(Box coordinate listing)
○ ○ ○

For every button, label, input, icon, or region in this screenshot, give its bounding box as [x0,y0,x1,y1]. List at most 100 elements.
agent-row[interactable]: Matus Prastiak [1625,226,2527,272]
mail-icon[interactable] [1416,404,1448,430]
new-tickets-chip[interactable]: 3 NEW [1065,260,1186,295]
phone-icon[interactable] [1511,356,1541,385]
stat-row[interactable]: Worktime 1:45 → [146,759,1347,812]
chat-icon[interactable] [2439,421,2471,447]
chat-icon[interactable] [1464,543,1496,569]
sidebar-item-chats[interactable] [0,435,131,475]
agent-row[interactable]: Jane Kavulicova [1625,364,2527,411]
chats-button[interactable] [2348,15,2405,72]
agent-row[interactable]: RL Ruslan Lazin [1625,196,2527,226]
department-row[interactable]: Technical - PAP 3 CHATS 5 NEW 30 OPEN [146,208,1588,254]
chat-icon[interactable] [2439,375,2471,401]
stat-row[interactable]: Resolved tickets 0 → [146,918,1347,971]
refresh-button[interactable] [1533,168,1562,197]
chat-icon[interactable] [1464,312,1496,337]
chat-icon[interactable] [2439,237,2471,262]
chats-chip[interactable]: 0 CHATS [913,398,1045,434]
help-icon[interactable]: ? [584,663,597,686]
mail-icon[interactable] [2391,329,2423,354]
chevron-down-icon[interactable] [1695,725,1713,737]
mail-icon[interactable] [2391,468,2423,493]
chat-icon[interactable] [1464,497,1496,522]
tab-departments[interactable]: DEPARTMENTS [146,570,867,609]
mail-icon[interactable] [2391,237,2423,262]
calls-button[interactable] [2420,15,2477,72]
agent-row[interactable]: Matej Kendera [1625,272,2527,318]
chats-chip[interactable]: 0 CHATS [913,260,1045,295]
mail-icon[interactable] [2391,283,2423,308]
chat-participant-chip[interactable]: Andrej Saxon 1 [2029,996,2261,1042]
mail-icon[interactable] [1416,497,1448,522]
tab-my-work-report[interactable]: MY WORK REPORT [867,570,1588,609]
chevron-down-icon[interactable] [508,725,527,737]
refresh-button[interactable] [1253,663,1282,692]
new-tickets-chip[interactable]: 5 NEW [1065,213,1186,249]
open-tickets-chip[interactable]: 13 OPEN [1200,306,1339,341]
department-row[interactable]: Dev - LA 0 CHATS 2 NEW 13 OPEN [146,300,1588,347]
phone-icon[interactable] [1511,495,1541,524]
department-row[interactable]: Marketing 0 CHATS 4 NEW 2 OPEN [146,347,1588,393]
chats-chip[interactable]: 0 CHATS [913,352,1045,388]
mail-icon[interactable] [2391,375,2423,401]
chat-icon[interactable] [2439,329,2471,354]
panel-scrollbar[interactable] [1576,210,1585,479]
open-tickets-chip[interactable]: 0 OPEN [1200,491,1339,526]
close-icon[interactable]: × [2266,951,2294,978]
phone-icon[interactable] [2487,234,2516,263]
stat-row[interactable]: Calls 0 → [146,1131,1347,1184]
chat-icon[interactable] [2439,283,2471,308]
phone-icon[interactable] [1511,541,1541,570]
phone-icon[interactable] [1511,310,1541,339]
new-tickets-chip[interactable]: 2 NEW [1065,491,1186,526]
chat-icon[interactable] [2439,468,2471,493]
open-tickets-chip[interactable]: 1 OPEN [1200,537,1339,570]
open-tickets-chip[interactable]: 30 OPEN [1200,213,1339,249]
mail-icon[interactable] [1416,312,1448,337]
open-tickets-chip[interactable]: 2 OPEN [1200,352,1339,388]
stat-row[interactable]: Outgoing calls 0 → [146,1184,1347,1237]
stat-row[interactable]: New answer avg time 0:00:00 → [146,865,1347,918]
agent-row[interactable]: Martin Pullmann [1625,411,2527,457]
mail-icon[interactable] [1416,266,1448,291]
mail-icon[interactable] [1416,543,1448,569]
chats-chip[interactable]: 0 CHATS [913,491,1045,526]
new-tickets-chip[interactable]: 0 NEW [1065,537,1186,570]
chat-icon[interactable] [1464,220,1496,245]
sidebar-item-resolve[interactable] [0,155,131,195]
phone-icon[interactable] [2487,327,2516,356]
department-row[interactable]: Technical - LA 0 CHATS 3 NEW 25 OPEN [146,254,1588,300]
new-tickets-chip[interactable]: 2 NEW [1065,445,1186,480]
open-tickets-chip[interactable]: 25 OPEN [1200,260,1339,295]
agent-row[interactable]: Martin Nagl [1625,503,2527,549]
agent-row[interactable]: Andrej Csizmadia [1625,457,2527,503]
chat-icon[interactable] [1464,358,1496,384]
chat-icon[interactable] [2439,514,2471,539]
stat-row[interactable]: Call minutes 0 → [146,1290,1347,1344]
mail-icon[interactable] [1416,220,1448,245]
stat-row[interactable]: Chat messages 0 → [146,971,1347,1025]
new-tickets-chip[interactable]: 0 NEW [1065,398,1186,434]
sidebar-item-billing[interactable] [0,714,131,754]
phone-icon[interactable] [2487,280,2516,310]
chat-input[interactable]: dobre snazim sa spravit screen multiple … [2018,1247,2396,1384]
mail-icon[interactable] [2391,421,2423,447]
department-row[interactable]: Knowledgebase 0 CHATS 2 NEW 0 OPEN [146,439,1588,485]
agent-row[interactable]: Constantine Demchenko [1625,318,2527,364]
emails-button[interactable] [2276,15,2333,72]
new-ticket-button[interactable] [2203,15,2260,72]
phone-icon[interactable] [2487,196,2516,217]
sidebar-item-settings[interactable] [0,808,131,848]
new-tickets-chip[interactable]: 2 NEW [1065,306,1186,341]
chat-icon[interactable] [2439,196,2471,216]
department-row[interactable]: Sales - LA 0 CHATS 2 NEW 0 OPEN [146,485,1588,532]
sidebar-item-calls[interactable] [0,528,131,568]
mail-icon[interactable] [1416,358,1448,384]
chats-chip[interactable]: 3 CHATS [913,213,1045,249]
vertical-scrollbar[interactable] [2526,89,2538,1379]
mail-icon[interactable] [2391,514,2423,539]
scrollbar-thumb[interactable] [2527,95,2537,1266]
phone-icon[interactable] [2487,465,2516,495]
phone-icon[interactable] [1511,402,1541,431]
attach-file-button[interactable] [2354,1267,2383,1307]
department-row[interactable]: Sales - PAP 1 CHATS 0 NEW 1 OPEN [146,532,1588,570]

○ ○ ○

**The task:** Switch "bounding box" to "enclosing rectangle" in every listing above, and write the lines out again with nothing else altered.

**Written solution:**
For every button, label, input, icon, or region in this screenshot, give its enclosing rectangle as [x0,y0,x1,y1]. List at most 100 elements.
agent-row[interactable]: Matus Prastiak [1625,226,2527,272]
mail-icon[interactable] [1416,404,1448,430]
new-tickets-chip[interactable]: 3 NEW [1065,260,1186,295]
phone-icon[interactable] [1511,356,1541,385]
stat-row[interactable]: Worktime 1:45 → [146,759,1347,812]
chat-icon[interactable] [2439,421,2471,447]
chat-icon[interactable] [1464,543,1496,569]
sidebar-item-chats[interactable] [0,435,131,475]
agent-row[interactable]: Jane Kavulicova [1625,364,2527,411]
chats-button[interactable] [2348,15,2405,72]
agent-row[interactable]: RL Ruslan Lazin [1625,196,2527,226]
department-row[interactable]: Technical - PAP 3 CHATS 5 NEW 30 OPEN [146,208,1588,254]
chat-icon[interactable] [2439,375,2471,401]
stat-row[interactable]: Resolved tickets 0 → [146,918,1347,971]
refresh-button[interactable] [1533,168,1562,197]
chat-icon[interactable] [1464,312,1496,337]
chat-icon[interactable] [2439,237,2471,262]
chats-chip[interactable]: 0 CHATS [913,398,1045,434]
help-icon[interactable]: ? [584,663,597,686]
mail-icon[interactable] [2391,329,2423,354]
chevron-down-icon[interactable] [1695,725,1713,737]
mail-icon[interactable] [2391,468,2423,493]
chat-icon[interactable] [1464,497,1496,522]
tab-departments[interactable]: DEPARTMENTS [146,570,867,609]
mail-icon[interactable] [2391,237,2423,262]
calls-button[interactable] [2420,15,2477,72]
agent-row[interactable]: Matej Kendera [1625,272,2527,318]
chats-chip[interactable]: 0 CHATS [913,260,1045,295]
mail-icon[interactable] [2391,283,2423,308]
chat-participant-chip[interactable]: Andrej Saxon 1 [2029,996,2261,1042]
mail-icon[interactable] [1416,497,1448,522]
tab-my-work-report[interactable]: MY WORK REPORT [867,570,1588,609]
chevron-down-icon[interactable] [508,725,527,737]
refresh-button[interactable] [1253,663,1282,692]
new-tickets-chip[interactable]: 5 NEW [1065,213,1186,249]
open-tickets-chip[interactable]: 13 OPEN [1200,306,1339,341]
department-row[interactable]: Dev - LA 0 CHATS 2 NEW 13 OPEN [146,300,1588,347]
phone-icon[interactable] [1511,495,1541,524]
department-row[interactable]: Marketing 0 CHATS 4 NEW 2 OPEN [146,347,1588,393]
chats-chip[interactable]: 0 CHATS [913,352,1045,388]
mail-icon[interactable] [2391,375,2423,401]
chat-icon[interactable] [2439,329,2471,354]
panel-scrollbar[interactable] [1576,210,1585,479]
open-tickets-chip[interactable]: 0 OPEN [1200,491,1339,526]
close-icon[interactable]: × [2266,951,2294,978]
phone-icon[interactable] [2487,234,2516,263]
stat-row[interactable]: Calls 0 → [146,1131,1347,1184]
chat-icon[interactable] [2439,283,2471,308]
phone-icon[interactable] [1511,541,1541,570]
phone-icon[interactable] [1511,310,1541,339]
new-tickets-chip[interactable]: 2 NEW [1065,491,1186,526]
chat-icon[interactable] [2439,468,2471,493]
open-tickets-chip[interactable]: 1 OPEN [1200,537,1339,570]
open-tickets-chip[interactable]: 30 OPEN [1200,213,1339,249]
mail-icon[interactable] [1416,312,1448,337]
open-tickets-chip[interactable]: 2 OPEN [1200,352,1339,388]
stat-row[interactable]: Outgoing calls 0 → [146,1184,1347,1237]
stat-row[interactable]: New answer avg time 0:00:00 → [146,865,1347,918]
agent-row[interactable]: Martin Pullmann [1625,411,2527,457]
mail-icon[interactable] [1416,266,1448,291]
mail-icon[interactable] [1416,543,1448,569]
chats-chip[interactable]: 0 CHATS [913,491,1045,526]
new-tickets-chip[interactable]: 0 NEW [1065,537,1186,570]
chat-icon[interactable] [1464,220,1496,245]
sidebar-item-resolve[interactable] [0,155,131,195]
phone-icon[interactable] [2487,327,2516,356]
department-row[interactable]: Technical - LA 0 CHATS 3 NEW 25 OPEN [146,254,1588,300]
new-tickets-chip[interactable]: 2 NEW [1065,445,1186,480]
open-tickets-chip[interactable]: 25 OPEN [1200,260,1339,295]
agent-row[interactable]: Martin Nagl [1625,503,2527,549]
agent-row[interactable]: Andrej Csizmadia [1625,457,2527,503]
chat-icon[interactable] [1464,358,1496,384]
chat-icon[interactable] [2439,514,2471,539]
stat-row[interactable]: Call minutes 0 → [146,1290,1347,1344]
mail-icon[interactable] [1416,220,1448,245]
stat-row[interactable]: Chat messages 0 → [146,971,1347,1025]
new-tickets-chip[interactable]: 0 NEW [1065,398,1186,434]
sidebar-item-billing[interactable] [0,714,131,754]
phone-icon[interactable] [2487,280,2516,310]
chat-input[interactable]: dobre snazim sa spravit screen multiple … [2018,1247,2396,1384]
mail-icon[interactable] [2391,421,2423,447]
department-row[interactable]: Knowledgebase 0 CHATS 2 NEW 0 OPEN [146,439,1588,485]
agent-row[interactable]: Constantine Demchenko [1625,318,2527,364]
emails-button[interactable] [2276,15,2333,72]
new-ticket-button[interactable] [2203,15,2260,72]
phone-icon[interactable] [2487,196,2516,217]
sidebar-item-settings[interactable] [0,808,131,848]
new-tickets-chip[interactable]: 2 NEW [1065,306,1186,341]
chat-icon[interactable] [2439,196,2471,216]
department-row[interactable]: Sales - LA 0 CHATS 2 NEW 0 OPEN [146,485,1588,532]
sidebar-item-calls[interactable] [0,528,131,568]
mail-icon[interactable] [1416,358,1448,384]
chats-chip[interactable]: 3 CHATS [913,213,1045,249]
vertical-scrollbar[interactable] [2526,89,2538,1379]
mail-icon[interactable] [2391,514,2423,539]
scrollbar-thumb[interactable] [2527,95,2537,1266]
phone-icon[interactable] [2487,465,2516,495]
phone-icon[interactable] [1511,402,1541,431]
attach-file-button[interactable] [2354,1267,2383,1307]
department-row[interactable]: Sales - PAP 1 CHATS 0 NEW 1 OPEN [146,532,1588,570]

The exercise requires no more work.